* **BRIEF**
Pull out the lines from the beginning of the records through the line containing "form-type-option[interactable]: Unsubscribe form/flow", both included, and reproduce them unchanged.

* **DATA ENTRIES**
__________
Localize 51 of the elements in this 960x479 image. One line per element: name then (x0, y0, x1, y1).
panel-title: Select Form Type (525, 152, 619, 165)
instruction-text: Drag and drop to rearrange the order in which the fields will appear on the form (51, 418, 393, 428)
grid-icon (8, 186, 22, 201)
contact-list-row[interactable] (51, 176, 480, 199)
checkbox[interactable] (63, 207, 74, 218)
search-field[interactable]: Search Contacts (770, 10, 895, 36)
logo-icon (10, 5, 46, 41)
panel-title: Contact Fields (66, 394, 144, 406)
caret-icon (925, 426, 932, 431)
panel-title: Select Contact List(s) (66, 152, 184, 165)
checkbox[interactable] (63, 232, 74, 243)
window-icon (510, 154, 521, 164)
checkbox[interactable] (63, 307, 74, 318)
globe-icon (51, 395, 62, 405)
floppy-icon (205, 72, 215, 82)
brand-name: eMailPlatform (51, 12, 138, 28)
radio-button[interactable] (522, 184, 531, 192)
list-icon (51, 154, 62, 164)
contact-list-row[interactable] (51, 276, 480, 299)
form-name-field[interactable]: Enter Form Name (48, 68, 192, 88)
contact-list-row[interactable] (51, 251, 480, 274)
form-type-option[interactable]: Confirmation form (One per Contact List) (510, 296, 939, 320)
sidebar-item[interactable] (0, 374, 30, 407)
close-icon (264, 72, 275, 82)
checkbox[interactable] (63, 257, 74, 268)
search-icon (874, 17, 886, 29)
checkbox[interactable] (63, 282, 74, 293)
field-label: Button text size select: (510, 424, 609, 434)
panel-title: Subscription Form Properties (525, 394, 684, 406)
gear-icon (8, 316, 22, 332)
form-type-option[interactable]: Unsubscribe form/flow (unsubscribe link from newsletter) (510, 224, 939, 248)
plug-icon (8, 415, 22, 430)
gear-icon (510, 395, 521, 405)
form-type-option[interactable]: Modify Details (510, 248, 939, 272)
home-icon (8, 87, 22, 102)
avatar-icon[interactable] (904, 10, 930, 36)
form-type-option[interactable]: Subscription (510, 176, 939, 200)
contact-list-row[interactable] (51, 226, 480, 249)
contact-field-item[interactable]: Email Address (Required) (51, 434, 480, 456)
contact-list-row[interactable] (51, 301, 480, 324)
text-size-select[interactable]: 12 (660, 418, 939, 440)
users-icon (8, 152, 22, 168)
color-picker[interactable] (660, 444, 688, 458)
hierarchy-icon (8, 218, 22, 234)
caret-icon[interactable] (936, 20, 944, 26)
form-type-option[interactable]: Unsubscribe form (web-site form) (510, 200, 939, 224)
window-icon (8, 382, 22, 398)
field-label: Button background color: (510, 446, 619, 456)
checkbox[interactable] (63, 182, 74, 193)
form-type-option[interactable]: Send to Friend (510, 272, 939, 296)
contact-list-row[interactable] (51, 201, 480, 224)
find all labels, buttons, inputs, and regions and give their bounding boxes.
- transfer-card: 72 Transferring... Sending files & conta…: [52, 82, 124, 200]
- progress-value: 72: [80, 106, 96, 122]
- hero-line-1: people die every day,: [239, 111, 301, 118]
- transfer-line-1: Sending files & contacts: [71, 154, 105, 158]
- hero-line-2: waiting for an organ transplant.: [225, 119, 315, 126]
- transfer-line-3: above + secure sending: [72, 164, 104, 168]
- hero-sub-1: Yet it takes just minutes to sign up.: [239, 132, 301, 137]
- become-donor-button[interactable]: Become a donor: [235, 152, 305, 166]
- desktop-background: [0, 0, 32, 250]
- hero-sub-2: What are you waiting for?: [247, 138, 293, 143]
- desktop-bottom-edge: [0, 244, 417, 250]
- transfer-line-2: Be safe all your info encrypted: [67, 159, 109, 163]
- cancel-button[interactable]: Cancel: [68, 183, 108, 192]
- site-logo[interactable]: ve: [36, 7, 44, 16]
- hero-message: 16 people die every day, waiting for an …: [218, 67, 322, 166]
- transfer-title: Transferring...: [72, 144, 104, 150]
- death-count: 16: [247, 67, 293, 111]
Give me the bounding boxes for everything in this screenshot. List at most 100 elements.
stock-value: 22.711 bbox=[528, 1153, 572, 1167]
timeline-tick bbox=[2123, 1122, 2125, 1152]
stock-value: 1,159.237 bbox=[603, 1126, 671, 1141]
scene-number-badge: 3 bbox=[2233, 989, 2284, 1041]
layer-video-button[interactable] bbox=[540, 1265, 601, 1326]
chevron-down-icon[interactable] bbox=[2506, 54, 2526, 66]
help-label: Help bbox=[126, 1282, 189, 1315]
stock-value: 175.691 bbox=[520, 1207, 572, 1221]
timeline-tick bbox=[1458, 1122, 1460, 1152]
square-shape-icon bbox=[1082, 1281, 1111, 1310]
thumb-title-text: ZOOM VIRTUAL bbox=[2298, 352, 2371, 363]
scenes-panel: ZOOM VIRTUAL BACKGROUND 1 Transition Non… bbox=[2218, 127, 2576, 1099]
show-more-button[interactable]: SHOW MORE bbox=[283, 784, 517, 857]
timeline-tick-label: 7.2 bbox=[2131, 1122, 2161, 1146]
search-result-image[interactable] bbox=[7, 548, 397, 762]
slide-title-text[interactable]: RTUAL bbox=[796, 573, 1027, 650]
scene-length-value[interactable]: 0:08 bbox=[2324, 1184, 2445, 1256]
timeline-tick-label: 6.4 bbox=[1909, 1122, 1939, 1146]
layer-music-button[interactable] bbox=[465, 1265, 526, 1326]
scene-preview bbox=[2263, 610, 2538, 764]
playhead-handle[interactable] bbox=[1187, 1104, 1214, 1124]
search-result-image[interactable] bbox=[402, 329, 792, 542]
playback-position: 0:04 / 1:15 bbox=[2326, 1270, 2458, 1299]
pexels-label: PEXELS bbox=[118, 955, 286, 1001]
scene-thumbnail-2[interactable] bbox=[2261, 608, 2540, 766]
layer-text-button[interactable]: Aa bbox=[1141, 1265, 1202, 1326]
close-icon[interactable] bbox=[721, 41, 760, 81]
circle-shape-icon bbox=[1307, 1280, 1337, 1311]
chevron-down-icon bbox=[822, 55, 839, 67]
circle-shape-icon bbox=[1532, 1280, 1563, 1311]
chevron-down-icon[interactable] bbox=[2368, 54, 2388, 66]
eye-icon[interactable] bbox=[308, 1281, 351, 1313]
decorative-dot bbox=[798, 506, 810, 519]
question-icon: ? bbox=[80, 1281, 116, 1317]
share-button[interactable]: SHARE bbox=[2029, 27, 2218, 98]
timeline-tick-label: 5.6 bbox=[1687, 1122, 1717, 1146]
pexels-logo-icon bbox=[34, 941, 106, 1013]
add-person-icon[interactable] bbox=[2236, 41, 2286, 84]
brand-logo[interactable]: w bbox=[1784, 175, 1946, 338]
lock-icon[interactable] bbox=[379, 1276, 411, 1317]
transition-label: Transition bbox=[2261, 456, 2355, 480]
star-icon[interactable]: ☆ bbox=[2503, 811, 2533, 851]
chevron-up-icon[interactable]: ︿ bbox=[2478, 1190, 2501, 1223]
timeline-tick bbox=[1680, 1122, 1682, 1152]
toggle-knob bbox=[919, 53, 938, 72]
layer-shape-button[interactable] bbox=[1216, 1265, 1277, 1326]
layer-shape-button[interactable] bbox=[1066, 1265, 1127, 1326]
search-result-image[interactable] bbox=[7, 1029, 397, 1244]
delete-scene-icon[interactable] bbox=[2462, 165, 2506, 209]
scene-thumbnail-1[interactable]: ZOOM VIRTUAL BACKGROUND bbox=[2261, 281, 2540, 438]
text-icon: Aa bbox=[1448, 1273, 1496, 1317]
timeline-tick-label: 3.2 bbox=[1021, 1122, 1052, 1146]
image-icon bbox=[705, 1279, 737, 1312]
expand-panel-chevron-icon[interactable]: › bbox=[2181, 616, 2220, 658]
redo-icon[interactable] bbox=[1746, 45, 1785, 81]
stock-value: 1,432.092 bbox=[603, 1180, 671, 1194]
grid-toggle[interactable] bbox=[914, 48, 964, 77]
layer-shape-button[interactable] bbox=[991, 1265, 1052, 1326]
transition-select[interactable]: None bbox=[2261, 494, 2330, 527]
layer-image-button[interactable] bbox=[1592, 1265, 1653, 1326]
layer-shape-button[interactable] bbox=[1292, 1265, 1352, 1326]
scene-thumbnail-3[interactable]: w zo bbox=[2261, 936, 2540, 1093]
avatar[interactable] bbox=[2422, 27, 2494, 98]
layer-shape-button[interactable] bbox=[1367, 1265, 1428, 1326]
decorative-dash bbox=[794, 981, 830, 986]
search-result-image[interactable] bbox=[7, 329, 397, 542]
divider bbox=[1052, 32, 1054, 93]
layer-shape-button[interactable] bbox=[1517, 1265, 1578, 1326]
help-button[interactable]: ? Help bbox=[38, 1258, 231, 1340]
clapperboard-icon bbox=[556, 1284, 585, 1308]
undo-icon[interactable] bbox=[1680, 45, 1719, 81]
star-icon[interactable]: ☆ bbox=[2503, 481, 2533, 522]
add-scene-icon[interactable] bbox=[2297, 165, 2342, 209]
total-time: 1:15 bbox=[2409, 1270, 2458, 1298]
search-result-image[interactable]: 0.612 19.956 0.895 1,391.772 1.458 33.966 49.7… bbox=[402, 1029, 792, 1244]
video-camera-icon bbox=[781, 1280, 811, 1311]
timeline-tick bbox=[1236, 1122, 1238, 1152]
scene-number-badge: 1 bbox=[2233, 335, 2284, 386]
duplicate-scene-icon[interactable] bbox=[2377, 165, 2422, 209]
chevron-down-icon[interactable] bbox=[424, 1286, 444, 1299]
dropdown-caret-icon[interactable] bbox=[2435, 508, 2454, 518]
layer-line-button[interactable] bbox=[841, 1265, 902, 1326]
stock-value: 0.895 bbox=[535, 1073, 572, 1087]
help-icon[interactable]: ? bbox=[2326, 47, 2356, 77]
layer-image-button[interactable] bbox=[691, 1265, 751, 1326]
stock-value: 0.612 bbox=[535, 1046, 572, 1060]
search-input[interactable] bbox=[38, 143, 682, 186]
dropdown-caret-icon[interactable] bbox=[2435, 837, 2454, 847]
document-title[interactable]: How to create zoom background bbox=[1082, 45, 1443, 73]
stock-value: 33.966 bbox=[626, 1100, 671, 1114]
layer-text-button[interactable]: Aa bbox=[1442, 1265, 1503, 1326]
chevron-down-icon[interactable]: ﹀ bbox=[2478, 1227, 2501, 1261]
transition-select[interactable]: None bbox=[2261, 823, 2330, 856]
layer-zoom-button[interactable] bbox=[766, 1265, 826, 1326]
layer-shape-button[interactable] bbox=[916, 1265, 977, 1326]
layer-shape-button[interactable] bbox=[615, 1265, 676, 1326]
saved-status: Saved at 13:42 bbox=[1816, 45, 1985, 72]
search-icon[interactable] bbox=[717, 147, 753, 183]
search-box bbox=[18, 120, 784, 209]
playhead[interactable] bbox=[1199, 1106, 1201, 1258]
__________
* **RESULT OF THIS TASK**
Localize 51 of the elements in this 960x479 image. One line per element: name then (x0, y0, x1, y1).
panel-title: Select Form Type (525, 152, 619, 165)
instruction-text: Drag and drop to rearrange the order in which the fields will appear on the form (51, 418, 393, 428)
grid-icon (8, 186, 22, 201)
contact-list-row[interactable] (51, 176, 480, 199)
checkbox[interactable] (63, 207, 74, 218)
search-field[interactable]: Search Contacts (770, 10, 895, 36)
logo-icon (10, 5, 46, 41)
panel-title: Contact Fields (66, 394, 144, 406)
caret-icon (925, 426, 932, 431)
panel-title: Select Contact List(s) (66, 152, 184, 165)
checkbox[interactable] (63, 232, 74, 243)
window-icon (510, 154, 521, 164)
checkbox[interactable] (63, 307, 74, 318)
globe-icon (51, 395, 62, 405)
floppy-icon (205, 72, 215, 82)
brand-name: eMailPlatform (51, 12, 138, 28)
radio-button[interactable] (522, 184, 531, 192)
list-icon (51, 154, 62, 164)
contact-list-row[interactable] (51, 276, 480, 299)
form-name-field[interactable]: Enter Form Name (48, 68, 192, 88)
contact-list-row[interactable] (51, 251, 480, 274)
form-type-option[interactable]: Confirmation form (One per Contact List) (510, 296, 939, 320)
sidebar-item[interactable] (0, 374, 30, 407)
close-icon (264, 72, 275, 82)
checkbox[interactable] (63, 257, 74, 268)
search-icon (874, 17, 886, 29)
checkbox[interactable] (63, 282, 74, 293)
field-label: Button text size select: (510, 424, 609, 434)
panel-title: Subscription Form Properties (525, 394, 684, 406)
gear-icon (8, 316, 22, 332)
form-type-option[interactable]: Unsubscribe form/flow (unsubscribe link from newsletter) (510, 224, 939, 248)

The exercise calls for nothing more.